======== EXCERPTED RECORDS
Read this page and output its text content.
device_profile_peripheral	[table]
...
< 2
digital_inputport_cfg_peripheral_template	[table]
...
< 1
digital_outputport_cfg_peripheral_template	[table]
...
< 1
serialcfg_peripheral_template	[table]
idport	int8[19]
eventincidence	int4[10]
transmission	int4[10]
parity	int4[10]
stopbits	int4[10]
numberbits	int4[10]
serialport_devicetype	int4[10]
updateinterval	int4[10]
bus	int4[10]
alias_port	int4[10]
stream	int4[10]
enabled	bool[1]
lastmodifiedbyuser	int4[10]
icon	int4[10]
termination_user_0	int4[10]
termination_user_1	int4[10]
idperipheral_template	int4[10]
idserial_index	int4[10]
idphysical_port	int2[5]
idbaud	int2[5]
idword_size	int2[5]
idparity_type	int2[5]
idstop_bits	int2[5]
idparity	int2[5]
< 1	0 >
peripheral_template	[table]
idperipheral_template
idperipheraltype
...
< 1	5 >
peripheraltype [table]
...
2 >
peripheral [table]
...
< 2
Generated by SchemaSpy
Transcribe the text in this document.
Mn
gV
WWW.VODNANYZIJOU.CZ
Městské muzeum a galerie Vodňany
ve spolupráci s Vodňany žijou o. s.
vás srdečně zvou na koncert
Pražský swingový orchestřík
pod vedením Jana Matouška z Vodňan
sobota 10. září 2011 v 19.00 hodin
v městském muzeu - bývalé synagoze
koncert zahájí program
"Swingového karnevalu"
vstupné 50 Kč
================
Go through the entries above and copy every line containing "Vodňany".

FINISHED TASK:
Městské muzeum a galerie Vodňany
ve spolupráci s Vodňany žijou o. s.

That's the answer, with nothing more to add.